Given problem >> Return each line of the listing that contains the string "subtitle".

----------

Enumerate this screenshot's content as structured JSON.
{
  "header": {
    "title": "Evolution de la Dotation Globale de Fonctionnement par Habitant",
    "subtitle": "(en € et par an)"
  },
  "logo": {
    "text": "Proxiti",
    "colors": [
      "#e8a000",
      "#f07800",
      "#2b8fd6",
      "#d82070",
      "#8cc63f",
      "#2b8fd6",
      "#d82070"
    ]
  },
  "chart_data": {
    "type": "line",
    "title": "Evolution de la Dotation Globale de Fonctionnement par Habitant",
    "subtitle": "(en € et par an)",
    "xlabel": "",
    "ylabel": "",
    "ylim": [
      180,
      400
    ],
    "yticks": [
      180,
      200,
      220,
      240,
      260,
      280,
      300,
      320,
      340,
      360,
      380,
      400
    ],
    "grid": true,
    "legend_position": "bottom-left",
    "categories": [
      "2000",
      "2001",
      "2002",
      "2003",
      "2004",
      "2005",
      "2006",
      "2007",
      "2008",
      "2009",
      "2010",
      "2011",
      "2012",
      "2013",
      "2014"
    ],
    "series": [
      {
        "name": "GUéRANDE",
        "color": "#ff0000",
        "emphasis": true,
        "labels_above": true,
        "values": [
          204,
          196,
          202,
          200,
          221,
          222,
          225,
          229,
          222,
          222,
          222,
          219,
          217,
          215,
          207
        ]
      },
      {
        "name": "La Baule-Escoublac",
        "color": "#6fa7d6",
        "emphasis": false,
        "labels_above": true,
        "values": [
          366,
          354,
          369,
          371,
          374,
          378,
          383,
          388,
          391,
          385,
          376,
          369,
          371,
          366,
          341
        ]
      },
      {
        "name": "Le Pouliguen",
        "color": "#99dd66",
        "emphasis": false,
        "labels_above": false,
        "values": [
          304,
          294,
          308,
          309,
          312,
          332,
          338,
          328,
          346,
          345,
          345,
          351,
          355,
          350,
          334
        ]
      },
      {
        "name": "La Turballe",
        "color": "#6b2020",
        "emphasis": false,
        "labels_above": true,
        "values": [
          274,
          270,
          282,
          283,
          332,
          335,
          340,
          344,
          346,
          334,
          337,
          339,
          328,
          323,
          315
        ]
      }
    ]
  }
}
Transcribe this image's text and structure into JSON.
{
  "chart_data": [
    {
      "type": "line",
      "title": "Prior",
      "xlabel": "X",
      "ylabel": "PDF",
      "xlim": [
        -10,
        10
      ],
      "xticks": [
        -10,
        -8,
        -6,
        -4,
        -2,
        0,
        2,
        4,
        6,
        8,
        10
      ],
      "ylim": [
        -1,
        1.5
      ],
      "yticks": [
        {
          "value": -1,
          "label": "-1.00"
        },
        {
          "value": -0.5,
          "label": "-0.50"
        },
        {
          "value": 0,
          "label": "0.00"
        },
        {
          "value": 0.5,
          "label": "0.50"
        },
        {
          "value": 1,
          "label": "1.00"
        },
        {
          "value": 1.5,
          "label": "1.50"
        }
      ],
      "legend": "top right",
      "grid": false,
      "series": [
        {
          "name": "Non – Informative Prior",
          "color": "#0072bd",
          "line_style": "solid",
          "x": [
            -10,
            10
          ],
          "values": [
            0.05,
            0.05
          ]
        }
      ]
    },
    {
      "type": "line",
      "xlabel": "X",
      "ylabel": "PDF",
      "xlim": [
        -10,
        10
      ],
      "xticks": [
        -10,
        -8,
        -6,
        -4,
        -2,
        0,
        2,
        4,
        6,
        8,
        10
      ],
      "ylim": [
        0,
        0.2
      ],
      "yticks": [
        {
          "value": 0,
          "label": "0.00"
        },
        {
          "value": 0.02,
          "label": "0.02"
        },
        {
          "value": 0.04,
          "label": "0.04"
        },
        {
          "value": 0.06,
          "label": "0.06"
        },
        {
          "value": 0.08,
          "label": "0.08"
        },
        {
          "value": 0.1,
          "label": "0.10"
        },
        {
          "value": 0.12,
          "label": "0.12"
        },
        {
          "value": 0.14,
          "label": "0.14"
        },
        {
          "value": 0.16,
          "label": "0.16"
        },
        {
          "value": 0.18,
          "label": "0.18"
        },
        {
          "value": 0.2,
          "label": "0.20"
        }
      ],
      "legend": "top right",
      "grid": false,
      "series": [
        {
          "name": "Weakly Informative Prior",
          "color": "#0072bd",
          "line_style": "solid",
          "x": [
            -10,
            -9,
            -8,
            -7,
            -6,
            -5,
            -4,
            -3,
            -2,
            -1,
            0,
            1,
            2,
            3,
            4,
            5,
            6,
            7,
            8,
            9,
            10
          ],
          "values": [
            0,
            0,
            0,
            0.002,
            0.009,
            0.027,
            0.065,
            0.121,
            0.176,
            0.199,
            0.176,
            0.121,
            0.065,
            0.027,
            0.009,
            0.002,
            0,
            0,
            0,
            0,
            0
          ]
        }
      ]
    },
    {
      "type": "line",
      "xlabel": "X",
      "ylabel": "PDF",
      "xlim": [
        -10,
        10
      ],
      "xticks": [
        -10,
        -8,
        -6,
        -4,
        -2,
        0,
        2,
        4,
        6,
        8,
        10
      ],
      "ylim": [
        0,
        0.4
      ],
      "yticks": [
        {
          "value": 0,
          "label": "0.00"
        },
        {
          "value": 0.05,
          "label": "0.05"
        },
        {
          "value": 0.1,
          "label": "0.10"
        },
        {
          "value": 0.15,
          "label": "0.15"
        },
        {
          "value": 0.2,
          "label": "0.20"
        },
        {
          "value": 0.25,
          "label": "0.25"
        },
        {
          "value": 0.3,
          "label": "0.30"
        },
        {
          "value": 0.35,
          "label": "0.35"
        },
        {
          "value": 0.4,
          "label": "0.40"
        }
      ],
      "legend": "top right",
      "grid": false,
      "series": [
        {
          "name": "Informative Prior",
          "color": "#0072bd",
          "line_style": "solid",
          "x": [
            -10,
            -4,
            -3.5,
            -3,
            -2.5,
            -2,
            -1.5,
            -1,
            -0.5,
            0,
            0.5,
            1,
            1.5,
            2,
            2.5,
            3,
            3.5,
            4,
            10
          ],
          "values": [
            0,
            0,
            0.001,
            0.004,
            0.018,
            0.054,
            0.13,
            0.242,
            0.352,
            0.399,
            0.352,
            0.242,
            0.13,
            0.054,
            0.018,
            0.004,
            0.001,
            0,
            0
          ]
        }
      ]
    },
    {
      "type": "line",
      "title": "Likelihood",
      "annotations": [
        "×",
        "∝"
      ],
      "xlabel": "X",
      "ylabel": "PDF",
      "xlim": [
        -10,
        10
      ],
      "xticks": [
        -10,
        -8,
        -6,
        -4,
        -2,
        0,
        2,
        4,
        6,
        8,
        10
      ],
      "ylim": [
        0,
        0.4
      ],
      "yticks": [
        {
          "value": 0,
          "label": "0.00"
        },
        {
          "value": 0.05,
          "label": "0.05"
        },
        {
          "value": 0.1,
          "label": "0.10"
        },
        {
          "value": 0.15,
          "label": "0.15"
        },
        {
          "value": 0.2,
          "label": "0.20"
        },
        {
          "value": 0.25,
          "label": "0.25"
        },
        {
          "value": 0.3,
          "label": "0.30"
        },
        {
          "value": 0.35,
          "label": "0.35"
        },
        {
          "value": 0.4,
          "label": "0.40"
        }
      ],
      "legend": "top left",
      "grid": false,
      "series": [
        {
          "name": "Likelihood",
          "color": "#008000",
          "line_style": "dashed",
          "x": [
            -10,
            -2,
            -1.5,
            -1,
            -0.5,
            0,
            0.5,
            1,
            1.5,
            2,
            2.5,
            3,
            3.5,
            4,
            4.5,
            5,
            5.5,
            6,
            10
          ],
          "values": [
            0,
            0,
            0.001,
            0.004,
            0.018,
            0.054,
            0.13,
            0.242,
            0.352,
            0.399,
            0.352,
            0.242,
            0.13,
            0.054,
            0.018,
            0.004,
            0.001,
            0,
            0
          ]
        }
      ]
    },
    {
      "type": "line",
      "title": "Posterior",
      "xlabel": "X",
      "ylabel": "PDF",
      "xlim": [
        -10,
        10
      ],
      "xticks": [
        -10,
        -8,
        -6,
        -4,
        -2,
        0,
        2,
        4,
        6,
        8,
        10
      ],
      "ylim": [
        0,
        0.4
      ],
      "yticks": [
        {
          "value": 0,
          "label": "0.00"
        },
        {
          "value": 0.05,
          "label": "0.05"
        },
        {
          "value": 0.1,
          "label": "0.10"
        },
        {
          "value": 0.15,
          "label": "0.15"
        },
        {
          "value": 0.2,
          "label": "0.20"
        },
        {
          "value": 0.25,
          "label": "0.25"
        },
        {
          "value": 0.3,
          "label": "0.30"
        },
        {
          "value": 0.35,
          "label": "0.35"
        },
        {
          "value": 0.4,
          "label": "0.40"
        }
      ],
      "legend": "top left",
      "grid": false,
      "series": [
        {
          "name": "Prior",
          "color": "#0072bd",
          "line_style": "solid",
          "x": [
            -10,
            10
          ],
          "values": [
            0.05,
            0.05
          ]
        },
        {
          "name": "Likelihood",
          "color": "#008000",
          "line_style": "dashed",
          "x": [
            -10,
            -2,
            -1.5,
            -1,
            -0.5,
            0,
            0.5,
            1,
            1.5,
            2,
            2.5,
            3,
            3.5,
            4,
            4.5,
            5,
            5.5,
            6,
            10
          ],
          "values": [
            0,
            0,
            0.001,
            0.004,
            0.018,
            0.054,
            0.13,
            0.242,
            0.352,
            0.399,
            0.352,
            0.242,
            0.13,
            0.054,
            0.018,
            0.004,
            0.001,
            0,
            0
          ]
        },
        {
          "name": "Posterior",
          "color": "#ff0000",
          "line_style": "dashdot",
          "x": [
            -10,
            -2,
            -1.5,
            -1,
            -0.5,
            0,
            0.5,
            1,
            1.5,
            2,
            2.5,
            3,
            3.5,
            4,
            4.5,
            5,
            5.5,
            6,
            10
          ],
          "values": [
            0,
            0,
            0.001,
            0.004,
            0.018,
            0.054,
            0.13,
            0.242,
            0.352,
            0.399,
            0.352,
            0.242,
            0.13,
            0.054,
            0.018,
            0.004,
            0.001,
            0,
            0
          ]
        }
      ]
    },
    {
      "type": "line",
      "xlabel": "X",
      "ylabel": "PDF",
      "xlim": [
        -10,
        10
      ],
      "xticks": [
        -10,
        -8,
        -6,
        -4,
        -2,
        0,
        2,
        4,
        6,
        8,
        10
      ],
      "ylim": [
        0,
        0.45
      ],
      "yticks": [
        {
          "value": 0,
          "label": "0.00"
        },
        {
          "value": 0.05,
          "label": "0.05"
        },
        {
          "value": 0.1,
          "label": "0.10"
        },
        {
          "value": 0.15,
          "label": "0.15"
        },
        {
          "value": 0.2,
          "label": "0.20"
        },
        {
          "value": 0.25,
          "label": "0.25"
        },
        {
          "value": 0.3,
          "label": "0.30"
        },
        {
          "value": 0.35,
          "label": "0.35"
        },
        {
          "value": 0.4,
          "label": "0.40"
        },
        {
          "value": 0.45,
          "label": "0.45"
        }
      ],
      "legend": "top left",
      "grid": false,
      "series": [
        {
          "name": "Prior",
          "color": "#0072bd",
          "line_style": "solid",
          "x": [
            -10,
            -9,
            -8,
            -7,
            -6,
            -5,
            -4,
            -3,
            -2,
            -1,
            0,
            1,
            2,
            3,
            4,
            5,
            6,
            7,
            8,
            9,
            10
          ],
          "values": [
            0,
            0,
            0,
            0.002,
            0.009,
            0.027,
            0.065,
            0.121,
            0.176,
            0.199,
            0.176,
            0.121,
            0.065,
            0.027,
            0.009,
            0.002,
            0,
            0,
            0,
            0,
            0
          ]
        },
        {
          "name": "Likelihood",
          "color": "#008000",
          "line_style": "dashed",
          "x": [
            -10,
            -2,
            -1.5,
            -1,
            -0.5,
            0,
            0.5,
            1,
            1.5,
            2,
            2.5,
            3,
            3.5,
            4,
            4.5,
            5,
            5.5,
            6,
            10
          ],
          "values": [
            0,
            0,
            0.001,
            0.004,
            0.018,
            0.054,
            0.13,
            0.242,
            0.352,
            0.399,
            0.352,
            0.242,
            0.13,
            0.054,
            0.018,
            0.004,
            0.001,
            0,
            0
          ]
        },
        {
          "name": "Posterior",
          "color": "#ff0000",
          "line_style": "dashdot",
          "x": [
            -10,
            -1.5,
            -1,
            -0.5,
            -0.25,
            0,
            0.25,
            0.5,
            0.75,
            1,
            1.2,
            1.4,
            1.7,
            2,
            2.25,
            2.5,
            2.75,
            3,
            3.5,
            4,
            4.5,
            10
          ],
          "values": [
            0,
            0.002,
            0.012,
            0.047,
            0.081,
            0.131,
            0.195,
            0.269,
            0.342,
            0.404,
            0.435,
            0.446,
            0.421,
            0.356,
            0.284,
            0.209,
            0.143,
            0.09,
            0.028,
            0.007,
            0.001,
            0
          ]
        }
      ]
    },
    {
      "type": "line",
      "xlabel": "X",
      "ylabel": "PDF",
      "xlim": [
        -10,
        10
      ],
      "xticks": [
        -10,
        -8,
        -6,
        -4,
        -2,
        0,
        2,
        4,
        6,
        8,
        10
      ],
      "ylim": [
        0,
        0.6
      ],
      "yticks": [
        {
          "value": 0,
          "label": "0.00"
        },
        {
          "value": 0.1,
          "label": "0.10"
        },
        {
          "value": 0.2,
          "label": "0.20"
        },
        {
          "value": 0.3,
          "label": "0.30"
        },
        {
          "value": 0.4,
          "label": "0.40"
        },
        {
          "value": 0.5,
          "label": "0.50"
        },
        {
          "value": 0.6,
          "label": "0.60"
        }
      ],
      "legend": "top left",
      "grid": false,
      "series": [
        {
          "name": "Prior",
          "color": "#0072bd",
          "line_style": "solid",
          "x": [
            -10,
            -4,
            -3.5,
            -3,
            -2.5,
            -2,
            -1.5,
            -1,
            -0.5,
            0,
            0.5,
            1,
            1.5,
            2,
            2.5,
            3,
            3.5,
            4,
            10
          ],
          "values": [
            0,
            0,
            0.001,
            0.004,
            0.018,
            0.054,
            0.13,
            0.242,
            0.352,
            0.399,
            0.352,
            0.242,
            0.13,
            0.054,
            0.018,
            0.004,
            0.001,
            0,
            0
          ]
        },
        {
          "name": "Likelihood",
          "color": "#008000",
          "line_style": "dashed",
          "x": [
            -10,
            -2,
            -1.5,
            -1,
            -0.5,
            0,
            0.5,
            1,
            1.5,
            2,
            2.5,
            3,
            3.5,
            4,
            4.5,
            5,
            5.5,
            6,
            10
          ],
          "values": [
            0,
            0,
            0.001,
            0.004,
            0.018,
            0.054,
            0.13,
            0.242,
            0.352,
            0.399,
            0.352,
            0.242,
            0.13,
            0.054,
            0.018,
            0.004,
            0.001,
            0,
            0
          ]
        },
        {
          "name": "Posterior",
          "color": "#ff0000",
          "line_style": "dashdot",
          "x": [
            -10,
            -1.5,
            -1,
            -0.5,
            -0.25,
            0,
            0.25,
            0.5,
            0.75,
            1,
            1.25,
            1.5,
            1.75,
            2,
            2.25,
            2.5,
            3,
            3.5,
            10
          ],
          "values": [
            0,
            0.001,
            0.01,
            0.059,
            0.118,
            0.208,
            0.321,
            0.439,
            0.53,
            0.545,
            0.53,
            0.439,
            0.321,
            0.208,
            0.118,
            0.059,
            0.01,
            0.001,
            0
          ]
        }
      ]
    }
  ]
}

----------

Response below >>
    "subtitle": "(en € et par an)"
    "subtitle": "(en € et par an)",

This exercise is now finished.